Your goal: Repeat what the lines below say, word for word, and skip every image.
## start Given records
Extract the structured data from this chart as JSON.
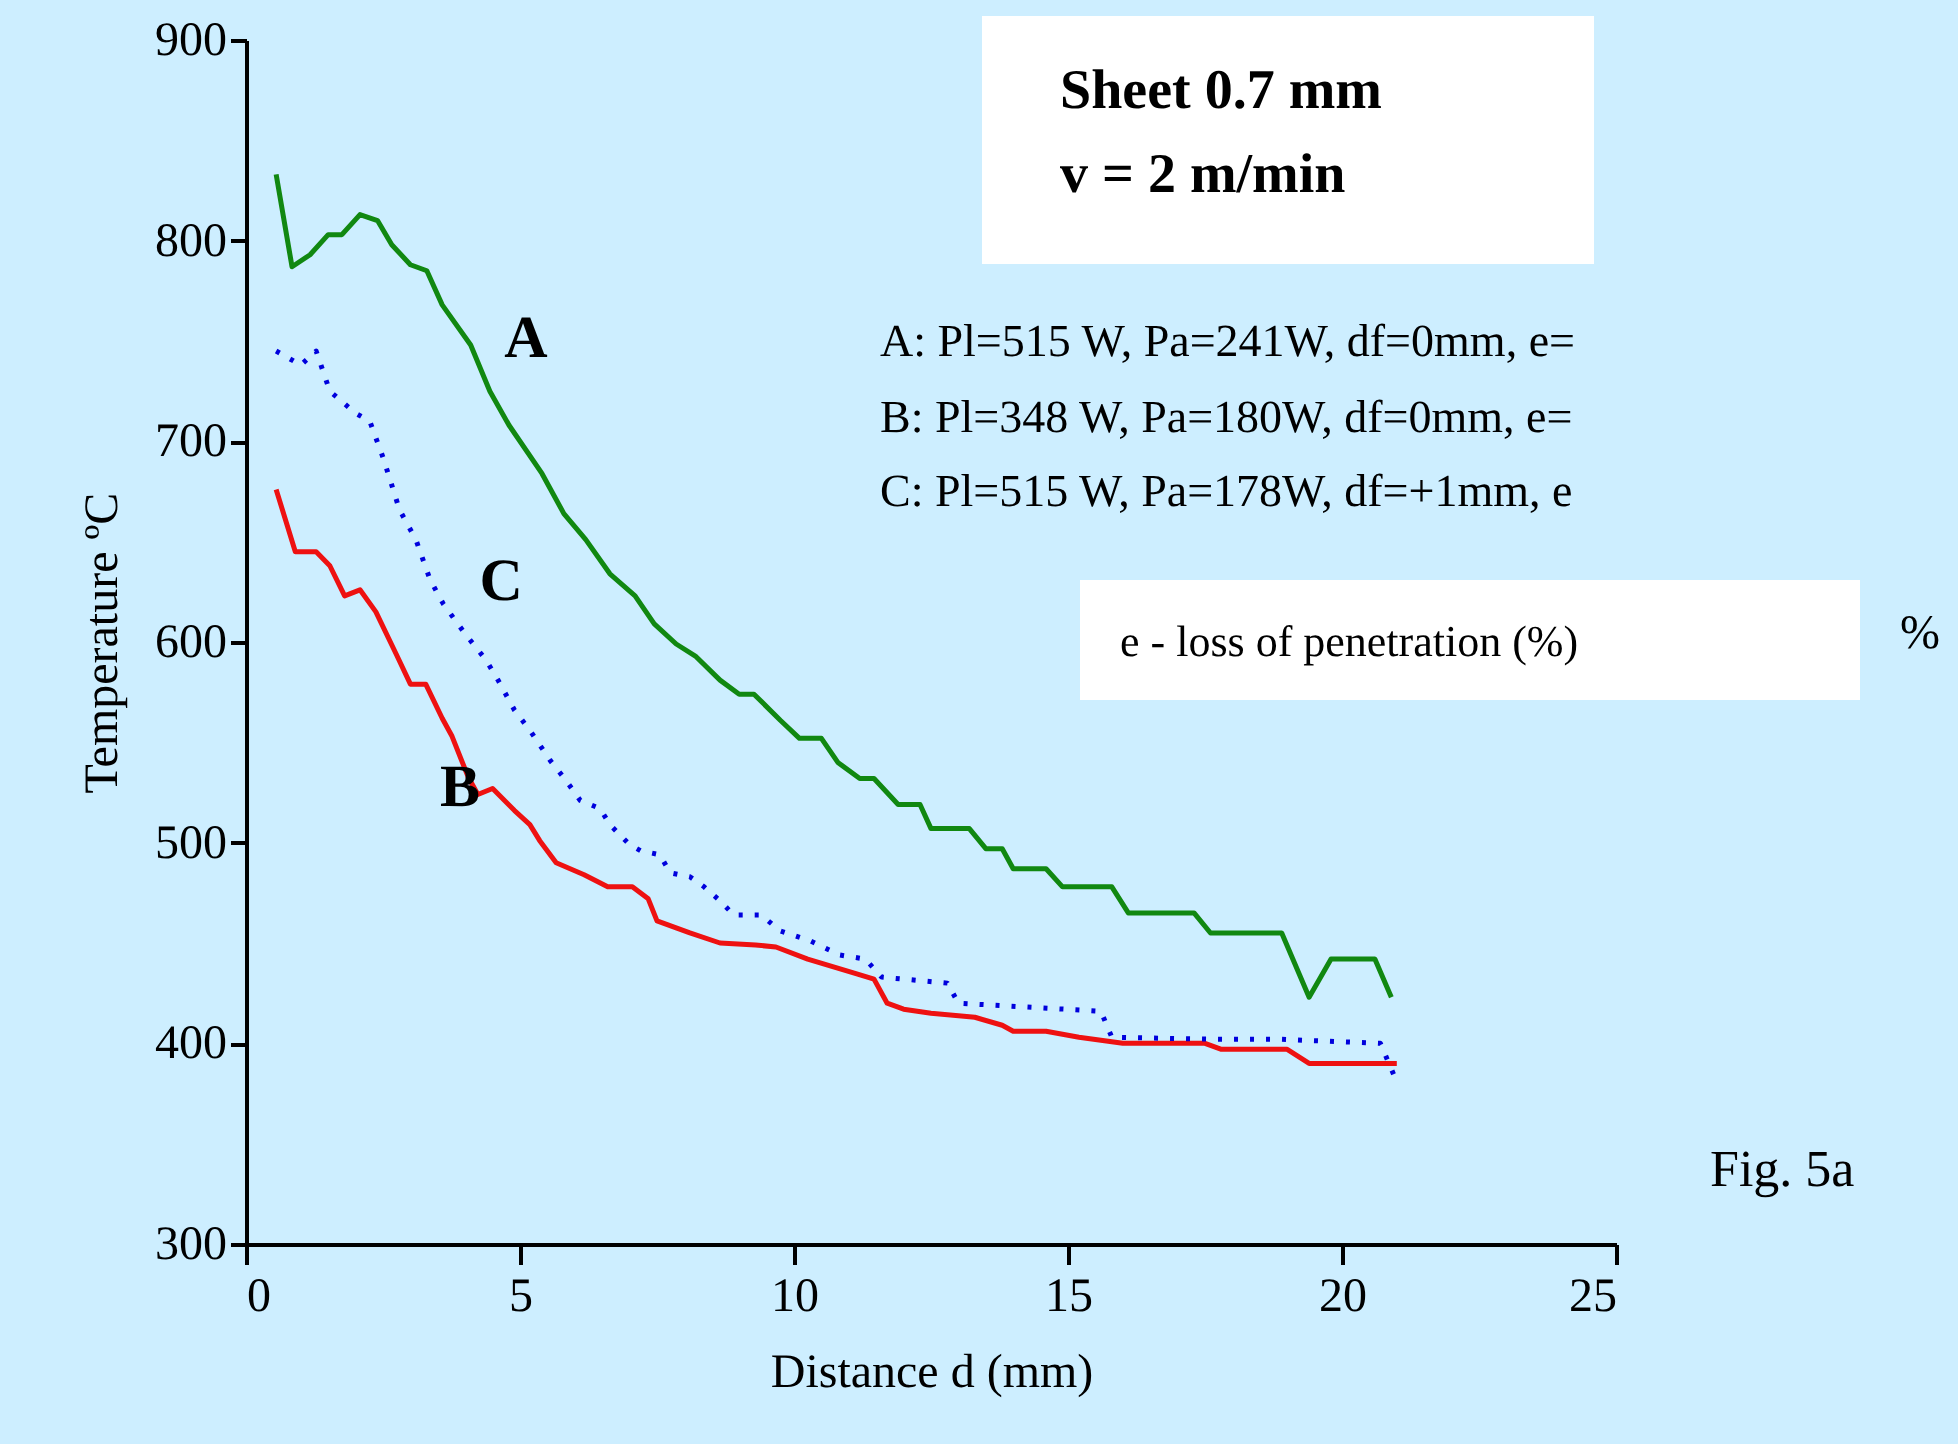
{
  "chart_data": {
    "type": "line",
    "xlabel": "Distance d (mm)",
    "ylabel": "Temperature ºC",
    "xlim": [
      0,
      25
    ],
    "xticks": [
      0,
      5,
      10,
      15,
      20,
      25
    ],
    "ylim": [
      300,
      900
    ],
    "yticks": [
      300,
      400,
      500,
      600,
      700,
      800,
      900
    ],
    "marker": "none",
    "series": [
      {
        "name": "A",
        "color": "#118811",
        "line_style": "solid",
        "x": [
          0.55,
          0.84,
          1.17,
          1.5,
          1.75,
          2.08,
          2.4,
          2.66,
          3.0,
          3.3,
          3.58,
          4.1,
          4.45,
          4.8,
          5.4,
          5.8,
          6.2,
          6.64,
          7.1,
          7.45,
          7.85,
          8.2,
          8.65,
          9.0,
          9.27,
          9.75,
          10.1,
          10.5,
          10.8,
          11.2,
          11.46,
          11.9,
          12.3,
          12.5,
          13.2,
          13.5,
          13.8,
          14.0,
          14.6,
          14.9,
          15.8,
          16.1,
          17.3,
          17.6,
          18.9,
          19.4,
          19.8,
          20.6,
          20.9
        ],
        "values": [
          833,
          787,
          793,
          803,
          803,
          813,
          810,
          798,
          788,
          785,
          768,
          748,
          725,
          708,
          684,
          664,
          651,
          634,
          623,
          609,
          599,
          593,
          581,
          574,
          574,
          561,
          552,
          552,
          540,
          532,
          532,
          519,
          519,
          507,
          507,
          497,
          497,
          487,
          487,
          478,
          478,
          465,
          465,
          455,
          455,
          423,
          442,
          442,
          423
        ]
      },
      {
        "name": "B",
        "color": "#ee1111",
        "line_style": "solid",
        "x": [
          0.55,
          0.9,
          1.28,
          1.53,
          1.8,
          2.08,
          2.37,
          2.74,
          3.0,
          3.28,
          3.58,
          3.76,
          4.05,
          4.23,
          4.5,
          4.9,
          5.18,
          5.36,
          5.66,
          6.17,
          6.6,
          7.05,
          7.34,
          7.5,
          8.1,
          8.65,
          9.3,
          9.67,
          10.25,
          11.1,
          11.46,
          11.7,
          12.0,
          12.5,
          13.3,
          13.8,
          14.0,
          14.6,
          15.2,
          16.0,
          17.5,
          17.8,
          19.0,
          19.4,
          21.0
        ],
        "values": [
          676,
          645,
          645,
          638,
          623,
          626,
          615,
          594,
          579,
          579,
          562,
          553,
          533,
          524,
          527,
          516,
          509,
          501,
          490,
          484,
          478,
          478,
          472,
          461,
          455,
          450,
          449,
          448,
          442,
          435,
          432,
          420,
          417,
          415,
          413,
          409,
          406,
          406,
          403,
          400,
          400,
          397,
          397,
          390,
          390
        ]
      },
      {
        "name": "C",
        "color": "#0000dd",
        "line_style": "dotted",
        "x": [
          0.55,
          1.0,
          1.28,
          1.53,
          2.0,
          2.26,
          2.5,
          2.8,
          3.1,
          3.36,
          3.6,
          4.0,
          4.38,
          4.6,
          4.9,
          5.18,
          5.55,
          5.84,
          6.1,
          6.46,
          6.64,
          7.0,
          7.2,
          7.55,
          7.74,
          8.1,
          8.36,
          8.65,
          8.9,
          9.4,
          9.75,
          10.3,
          10.84,
          11.3,
          11.6,
          12.8,
          13.0,
          15.6,
          15.8,
          17.8,
          18.9,
          20.7,
          20.95
        ],
        "values": [
          745,
          738,
          745,
          725,
          714,
          710,
          692,
          666,
          651,
          631,
          619,
          604,
          591,
          581,
          566,
          556,
          541,
          531,
          521,
          517,
          509,
          499,
          496,
          494,
          485,
          483,
          478,
          471,
          464,
          464,
          456,
          451,
          444,
          442,
          433,
          430,
          420,
          416,
          403,
          402,
          402,
          400,
          384
        ]
      }
    ],
    "annotations": [
      "Sheet 0.7 mm",
      "v = 2 m/min",
      "A: Pl=515 W, Pa=241W, df=0mm, e=",
      "B: Pl=348 W, Pa=180W, df=0mm, e=",
      "C: Pl=515 W, Pa=178W, df=+1mm, e",
      "e - loss of penetration (%)",
      "%",
      "Fig. 5a"
    ]
  }
}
## end Given records
Task output:
Extract the structured data from this chart as JSON.
{
  "chart_data": {
    "type": "line",
    "xlabel": "Distance d (mm)",
    "ylabel": "Temperature ºC",
    "xlim": [
      0,
      25
    ],
    "xticks": [
      0,
      5,
      10,
      15,
      20,
      25
    ],
    "ylim": [
      300,
      900
    ],
    "yticks": [
      300,
      400,
      500,
      600,
      700,
      800,
      900
    ],
    "marker": "none",
    "series": [
      {
        "name": "A",
        "color": "#118811",
        "line_style": "solid",
        "x": [
          0.55,
          0.84,
          1.17,
          1.5,
          1.75,
          2.08,
          2.4,
          2.66,
          3.0,
          3.3,
          3.58,
          4.1,
          4.45,
          4.8,
          5.4,
          5.8,
          6.2,
          6.64,
          7.1,
          7.45,
          7.85,
          8.2,
          8.65,
          9.0,
          9.27,
          9.75,
          10.1,
          10.5,
          10.8,
          11.2,
          11.46,
          11.9,
          12.3,
          12.5,
          13.2,
          13.5,
          13.8,
          14.0,
          14.6,
          14.9,
          15.8,
          16.1,
          17.3,
          17.6,
          18.9,
          19.4,
          19.8,
          20.6,
          20.9
        ],
        "values": [
          833,
          787,
          793,
          803,
          803,
          813,
          810,
          798,
          788,
          785,
          768,
          748,
          725,
          708,
          684,
          664,
          651,
          634,
          623,
          609,
          599,
          593,
          581,
          574,
          574,
          561,
          552,
          552,
          540,
          532,
          532,
          519,
          519,
          507,
          507,
          497,
          497,
          487,
          487,
          478,
          478,
          465,
          465,
          455,
          455,
          423,
          442,
          442,
          423
        ]
      },
      {
        "name": "B",
        "color": "#ee1111",
        "line_style": "solid",
        "x": [
          0.55,
          0.9,
          1.28,
          1.53,
          1.8,
          2.08,
          2.37,
          2.74,
          3.0,
          3.28,
          3.58,
          3.76,
          4.05,
          4.23,
          4.5,
          4.9,
          5.18,
          5.36,
          5.66,
          6.17,
          6.6,
          7.05,
          7.34,
          7.5,
          8.1,
          8.65,
          9.3,
          9.67,
          10.25,
          11.1,
          11.46,
          11.7,
          12.0,
          12.5,
          13.3,
          13.8,
          14.0,
          14.6,
          15.2,
          16.0,
          17.5,
          17.8,
          19.0,
          19.4,
          21.0
        ],
        "values": [
          676,
          645,
          645,
          638,
          623,
          626,
          615,
          594,
          579,
          579,
          562,
          553,
          533,
          524,
          527,
          516,
          509,
          501,
          490,
          484,
          478,
          478,
          472,
          461,
          455,
          450,
          449,
          448,
          442,
          435,
          432,
          420,
          417,
          415,
          413,
          409,
          406,
          406,
          403,
          400,
          400,
          397,
          397,
          390,
          390
        ]
      },
      {
        "name": "C",
        "color": "#0000dd",
        "line_style": "dotted",
        "x": [
          0.55,
          1.0,
          1.28,
          1.53,
          2.0,
          2.26,
          2.5,
          2.8,
          3.1,
          3.36,
          3.6,
          4.0,
          4.38,
          4.6,
          4.9,
          5.18,
          5.55,
          5.84,
          6.1,
          6.46,
          6.64,
          7.0,
          7.2,
          7.55,
          7.74,
          8.1,
          8.36,
          8.65,
          8.9,
          9.4,
          9.75,
          10.3,
          10.84,
          11.3,
          11.6,
          12.8,
          13.0,
          15.6,
          15.8,
          17.8,
          18.9,
          20.7,
          20.95
        ],
        "values": [
          745,
          738,
          745,
          725,
          714,
          710,
          692,
          666,
          651,
          631,
          619,
          604,
          591,
          581,
          566,
          556,
          541,
          531,
          521,
          517,
          509,
          499,
          496,
          494,
          485,
          483,
          478,
          471,
          464,
          464,
          456,
          451,
          444,
          442,
          433,
          430,
          420,
          416,
          403,
          402,
          402,
          400,
          384
        ]
      }
    ],
    "annotations": [
      "Sheet 0.7 mm",
      "v = 2 m/min",
      "A: Pl=515 W, Pa=241W, df=0mm, e=",
      "B: Pl=348 W, Pa=180W, df=0mm, e=",
      "C: Pl=515 W, Pa=178W, df=+1mm, e",
      "e - loss of penetration (%)",
      "%",
      "Fig. 5a"
    ]
  }
}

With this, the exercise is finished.